Exercises to complete:
A – Return the passage from the post below on persistent xrandr display configurations, from "I've written suid" up to and including "cards are different.", word for word.
B – Supply the next part of the xrandr display post below, picking up right after its last sentence.

[PLUG] Forcing persistent xrandr display configurations
Keith Lofstrom
keithl at kl-ic.com
Mon May 9 21:23:57 UTC 2022
My desktop setup is two largish 1280x1024 rotated
screens side by side (1024X 1280Y), rotated so the
narrow tops meet in the middle.
The screens are shared between two computers with
a KVM switch on the left and a DVI-video-only switch
on the right. I can only type and mouse into the
left screen, but I can see what the other computer
is doing on the right screen.
I've written suid scripts ("twoscreen") in
/usr/local/bin on both computers that use xrandr to
set up the screens the way I like. The scripts on
the two machines slightly different because the
older two-port-DVI nVidia video cards are different.

A block of data:
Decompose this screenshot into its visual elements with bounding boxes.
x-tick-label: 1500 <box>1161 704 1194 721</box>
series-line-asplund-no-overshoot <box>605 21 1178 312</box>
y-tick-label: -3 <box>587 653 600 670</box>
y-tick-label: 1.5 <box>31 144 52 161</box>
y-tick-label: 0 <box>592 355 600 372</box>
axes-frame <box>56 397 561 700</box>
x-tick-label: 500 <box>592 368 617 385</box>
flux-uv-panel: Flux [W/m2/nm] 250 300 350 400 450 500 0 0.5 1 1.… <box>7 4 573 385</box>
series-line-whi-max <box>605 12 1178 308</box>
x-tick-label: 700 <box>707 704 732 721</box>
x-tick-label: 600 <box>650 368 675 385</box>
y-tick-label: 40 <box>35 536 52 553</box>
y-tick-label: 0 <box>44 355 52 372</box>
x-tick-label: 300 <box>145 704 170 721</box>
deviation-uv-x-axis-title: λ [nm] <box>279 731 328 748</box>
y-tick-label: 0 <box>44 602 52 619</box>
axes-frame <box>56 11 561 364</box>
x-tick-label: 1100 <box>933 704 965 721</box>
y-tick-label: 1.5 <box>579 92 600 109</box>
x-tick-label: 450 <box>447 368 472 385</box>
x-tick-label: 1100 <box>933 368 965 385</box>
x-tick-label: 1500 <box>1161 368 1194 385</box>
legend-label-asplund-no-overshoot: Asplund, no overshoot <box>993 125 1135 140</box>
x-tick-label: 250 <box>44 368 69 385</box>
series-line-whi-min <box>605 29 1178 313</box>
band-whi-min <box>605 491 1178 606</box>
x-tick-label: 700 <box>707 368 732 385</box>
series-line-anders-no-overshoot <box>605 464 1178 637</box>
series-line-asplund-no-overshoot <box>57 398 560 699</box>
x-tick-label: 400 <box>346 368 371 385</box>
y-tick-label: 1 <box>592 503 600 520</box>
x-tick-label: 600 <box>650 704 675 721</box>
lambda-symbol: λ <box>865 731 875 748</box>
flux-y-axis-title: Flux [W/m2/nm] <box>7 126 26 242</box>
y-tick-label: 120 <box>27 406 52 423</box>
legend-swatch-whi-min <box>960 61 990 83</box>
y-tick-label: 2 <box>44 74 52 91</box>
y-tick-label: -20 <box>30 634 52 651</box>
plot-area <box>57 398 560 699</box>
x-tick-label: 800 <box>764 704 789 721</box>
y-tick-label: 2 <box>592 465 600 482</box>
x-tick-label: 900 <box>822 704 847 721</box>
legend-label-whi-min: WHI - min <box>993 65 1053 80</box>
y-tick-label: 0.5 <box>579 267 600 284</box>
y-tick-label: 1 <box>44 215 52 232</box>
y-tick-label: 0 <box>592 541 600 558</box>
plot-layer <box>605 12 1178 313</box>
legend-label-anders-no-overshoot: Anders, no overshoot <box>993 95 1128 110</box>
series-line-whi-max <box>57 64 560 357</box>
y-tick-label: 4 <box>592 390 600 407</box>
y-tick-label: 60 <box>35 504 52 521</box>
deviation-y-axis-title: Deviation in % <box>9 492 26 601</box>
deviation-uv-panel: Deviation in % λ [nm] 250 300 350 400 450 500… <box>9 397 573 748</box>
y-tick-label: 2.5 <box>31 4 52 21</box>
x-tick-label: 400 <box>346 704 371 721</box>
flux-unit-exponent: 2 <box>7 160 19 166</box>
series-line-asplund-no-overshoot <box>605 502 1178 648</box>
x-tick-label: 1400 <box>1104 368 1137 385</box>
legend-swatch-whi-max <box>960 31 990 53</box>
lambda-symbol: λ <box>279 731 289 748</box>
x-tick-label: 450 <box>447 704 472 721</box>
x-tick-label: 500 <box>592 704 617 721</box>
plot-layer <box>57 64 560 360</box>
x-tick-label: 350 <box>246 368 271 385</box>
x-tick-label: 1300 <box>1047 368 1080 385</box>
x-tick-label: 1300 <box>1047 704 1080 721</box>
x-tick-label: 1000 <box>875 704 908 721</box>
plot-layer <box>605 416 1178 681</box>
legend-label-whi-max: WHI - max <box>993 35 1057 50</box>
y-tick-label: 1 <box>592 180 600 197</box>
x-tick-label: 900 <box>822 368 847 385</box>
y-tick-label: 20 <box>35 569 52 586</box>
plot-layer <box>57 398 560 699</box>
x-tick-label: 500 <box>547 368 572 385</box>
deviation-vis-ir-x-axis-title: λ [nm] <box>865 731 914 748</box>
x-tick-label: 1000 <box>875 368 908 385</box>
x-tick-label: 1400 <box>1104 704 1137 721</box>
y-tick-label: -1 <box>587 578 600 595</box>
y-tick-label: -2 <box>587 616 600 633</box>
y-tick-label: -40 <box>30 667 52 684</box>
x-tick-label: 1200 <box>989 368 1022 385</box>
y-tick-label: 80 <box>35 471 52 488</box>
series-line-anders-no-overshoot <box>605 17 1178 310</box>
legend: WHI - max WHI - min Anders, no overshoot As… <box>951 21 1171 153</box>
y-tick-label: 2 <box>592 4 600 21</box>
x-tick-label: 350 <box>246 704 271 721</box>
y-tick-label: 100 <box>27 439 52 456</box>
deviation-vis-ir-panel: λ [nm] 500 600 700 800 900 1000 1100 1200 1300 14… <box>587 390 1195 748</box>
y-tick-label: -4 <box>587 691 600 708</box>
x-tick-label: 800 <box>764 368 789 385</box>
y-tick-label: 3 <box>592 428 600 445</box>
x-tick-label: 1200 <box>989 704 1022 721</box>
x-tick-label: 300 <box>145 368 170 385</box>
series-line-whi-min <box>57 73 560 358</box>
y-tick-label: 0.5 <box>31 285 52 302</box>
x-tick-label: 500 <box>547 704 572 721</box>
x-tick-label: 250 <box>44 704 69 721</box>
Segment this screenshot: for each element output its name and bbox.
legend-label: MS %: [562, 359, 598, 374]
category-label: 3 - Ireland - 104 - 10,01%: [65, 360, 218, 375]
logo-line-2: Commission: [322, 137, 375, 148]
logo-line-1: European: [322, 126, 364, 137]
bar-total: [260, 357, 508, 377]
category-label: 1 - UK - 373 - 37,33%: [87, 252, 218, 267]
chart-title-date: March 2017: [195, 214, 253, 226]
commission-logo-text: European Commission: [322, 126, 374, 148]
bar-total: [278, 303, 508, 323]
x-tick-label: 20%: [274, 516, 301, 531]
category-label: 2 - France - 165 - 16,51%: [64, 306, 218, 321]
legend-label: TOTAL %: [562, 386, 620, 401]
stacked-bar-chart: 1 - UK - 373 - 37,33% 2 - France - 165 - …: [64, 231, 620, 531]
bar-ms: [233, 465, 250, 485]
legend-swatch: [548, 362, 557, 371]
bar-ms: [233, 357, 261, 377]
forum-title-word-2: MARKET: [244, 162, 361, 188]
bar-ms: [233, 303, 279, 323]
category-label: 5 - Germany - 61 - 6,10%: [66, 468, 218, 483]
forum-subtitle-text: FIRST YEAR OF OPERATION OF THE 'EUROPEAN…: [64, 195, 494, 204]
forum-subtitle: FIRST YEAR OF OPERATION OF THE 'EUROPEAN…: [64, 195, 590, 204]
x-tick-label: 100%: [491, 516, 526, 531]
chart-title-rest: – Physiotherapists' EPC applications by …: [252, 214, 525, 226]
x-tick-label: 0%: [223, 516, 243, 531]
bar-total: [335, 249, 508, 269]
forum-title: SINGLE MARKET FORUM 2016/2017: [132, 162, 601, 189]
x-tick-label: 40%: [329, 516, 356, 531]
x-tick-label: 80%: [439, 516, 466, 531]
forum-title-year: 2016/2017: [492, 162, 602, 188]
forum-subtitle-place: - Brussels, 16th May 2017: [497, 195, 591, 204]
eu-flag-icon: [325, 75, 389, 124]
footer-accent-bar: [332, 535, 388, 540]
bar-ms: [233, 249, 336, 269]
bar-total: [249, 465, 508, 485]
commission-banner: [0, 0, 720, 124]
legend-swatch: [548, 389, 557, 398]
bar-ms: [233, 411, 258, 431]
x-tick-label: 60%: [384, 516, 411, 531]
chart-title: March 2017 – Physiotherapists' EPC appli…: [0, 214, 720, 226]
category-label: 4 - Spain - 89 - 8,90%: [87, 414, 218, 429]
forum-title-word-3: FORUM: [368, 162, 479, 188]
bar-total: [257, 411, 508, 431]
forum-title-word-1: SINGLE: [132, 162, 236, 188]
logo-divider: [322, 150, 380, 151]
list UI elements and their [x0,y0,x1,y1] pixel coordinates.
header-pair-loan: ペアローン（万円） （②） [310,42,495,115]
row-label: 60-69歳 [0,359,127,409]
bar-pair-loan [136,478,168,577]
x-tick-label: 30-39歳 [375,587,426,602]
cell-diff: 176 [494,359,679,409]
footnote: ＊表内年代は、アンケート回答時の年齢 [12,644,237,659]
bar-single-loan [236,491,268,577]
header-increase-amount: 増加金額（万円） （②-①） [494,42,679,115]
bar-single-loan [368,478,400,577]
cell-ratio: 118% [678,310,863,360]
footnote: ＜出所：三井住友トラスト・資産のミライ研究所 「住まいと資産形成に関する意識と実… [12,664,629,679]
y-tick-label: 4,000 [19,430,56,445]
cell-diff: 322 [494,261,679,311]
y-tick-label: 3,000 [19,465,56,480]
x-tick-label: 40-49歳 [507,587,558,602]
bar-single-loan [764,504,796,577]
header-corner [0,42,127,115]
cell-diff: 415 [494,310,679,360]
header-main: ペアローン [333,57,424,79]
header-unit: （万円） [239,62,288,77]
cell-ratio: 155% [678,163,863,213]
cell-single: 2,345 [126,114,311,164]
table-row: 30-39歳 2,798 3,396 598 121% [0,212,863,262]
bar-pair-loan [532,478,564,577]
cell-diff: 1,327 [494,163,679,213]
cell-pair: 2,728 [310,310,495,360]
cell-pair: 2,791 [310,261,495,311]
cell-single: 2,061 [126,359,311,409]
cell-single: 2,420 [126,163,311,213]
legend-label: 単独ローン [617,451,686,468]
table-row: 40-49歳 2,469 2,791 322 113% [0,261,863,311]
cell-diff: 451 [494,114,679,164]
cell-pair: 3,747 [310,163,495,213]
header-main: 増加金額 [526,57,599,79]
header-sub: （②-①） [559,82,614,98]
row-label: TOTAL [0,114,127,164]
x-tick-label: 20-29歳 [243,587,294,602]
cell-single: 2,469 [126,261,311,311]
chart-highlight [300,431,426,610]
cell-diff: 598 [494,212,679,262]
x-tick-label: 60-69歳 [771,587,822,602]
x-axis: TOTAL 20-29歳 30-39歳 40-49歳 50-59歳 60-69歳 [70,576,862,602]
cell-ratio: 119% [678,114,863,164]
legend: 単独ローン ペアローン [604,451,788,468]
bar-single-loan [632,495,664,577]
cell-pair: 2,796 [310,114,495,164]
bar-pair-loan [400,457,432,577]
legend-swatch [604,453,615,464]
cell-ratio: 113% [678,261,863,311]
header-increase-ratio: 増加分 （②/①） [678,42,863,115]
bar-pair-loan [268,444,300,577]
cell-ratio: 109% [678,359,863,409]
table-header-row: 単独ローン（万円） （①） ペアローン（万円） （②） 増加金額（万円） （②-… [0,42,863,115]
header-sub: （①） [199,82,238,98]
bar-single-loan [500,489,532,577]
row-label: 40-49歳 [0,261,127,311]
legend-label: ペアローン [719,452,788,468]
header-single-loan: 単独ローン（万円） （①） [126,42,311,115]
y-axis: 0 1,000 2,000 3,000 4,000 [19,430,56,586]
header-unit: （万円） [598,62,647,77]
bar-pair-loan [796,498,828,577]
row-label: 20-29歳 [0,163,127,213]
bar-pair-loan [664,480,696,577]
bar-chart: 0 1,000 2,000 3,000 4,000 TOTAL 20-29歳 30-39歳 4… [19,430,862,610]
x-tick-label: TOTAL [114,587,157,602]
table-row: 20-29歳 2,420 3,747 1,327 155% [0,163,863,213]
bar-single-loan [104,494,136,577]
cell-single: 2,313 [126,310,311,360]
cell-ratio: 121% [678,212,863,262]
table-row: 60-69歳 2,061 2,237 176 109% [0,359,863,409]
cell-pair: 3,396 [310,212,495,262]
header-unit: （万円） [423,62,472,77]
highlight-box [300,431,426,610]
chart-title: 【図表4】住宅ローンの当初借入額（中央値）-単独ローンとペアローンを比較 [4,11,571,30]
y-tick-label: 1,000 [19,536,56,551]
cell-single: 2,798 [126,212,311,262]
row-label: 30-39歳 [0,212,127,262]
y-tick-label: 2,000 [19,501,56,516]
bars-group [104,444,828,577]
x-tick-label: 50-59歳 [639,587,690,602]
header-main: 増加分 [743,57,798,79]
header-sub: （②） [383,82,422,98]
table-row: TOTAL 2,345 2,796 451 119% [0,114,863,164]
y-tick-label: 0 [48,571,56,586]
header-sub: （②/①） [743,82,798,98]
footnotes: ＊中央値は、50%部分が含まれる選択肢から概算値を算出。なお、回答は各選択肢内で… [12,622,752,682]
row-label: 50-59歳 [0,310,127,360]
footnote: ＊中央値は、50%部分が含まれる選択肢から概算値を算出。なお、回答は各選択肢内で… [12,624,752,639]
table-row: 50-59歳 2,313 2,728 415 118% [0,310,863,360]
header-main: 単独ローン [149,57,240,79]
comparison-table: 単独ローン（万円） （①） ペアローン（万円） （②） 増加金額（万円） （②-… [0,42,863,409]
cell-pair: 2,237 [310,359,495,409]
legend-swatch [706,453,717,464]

Expected outputs:
A –
I've written suid scripts ("twoscreen") in
/usr/local/bin on both computers that use xrandr to
set up the screens the way I like. The scripts on
the two machines slightly different because the
older two-port-DVI nVidia video cards are different.

B –
The problem is, if a screen is switched to one of
the computers for a while, the "neglected" computer
(or X, or the nVidia dual-DVI graphic card) somehow
decides to rotate the screen image back to "normal",
which is sideways on the physically rotated screen.
The easiest way to fix this is to make the "twoscreen"
programs loop in the background, "refreshing" the
orientation to the desired format every few seconds.
But it is probably cleaner to figure out what bit of
software or hardware:
(The nVidia graphics driver? X? The hardware of
the graphics card?)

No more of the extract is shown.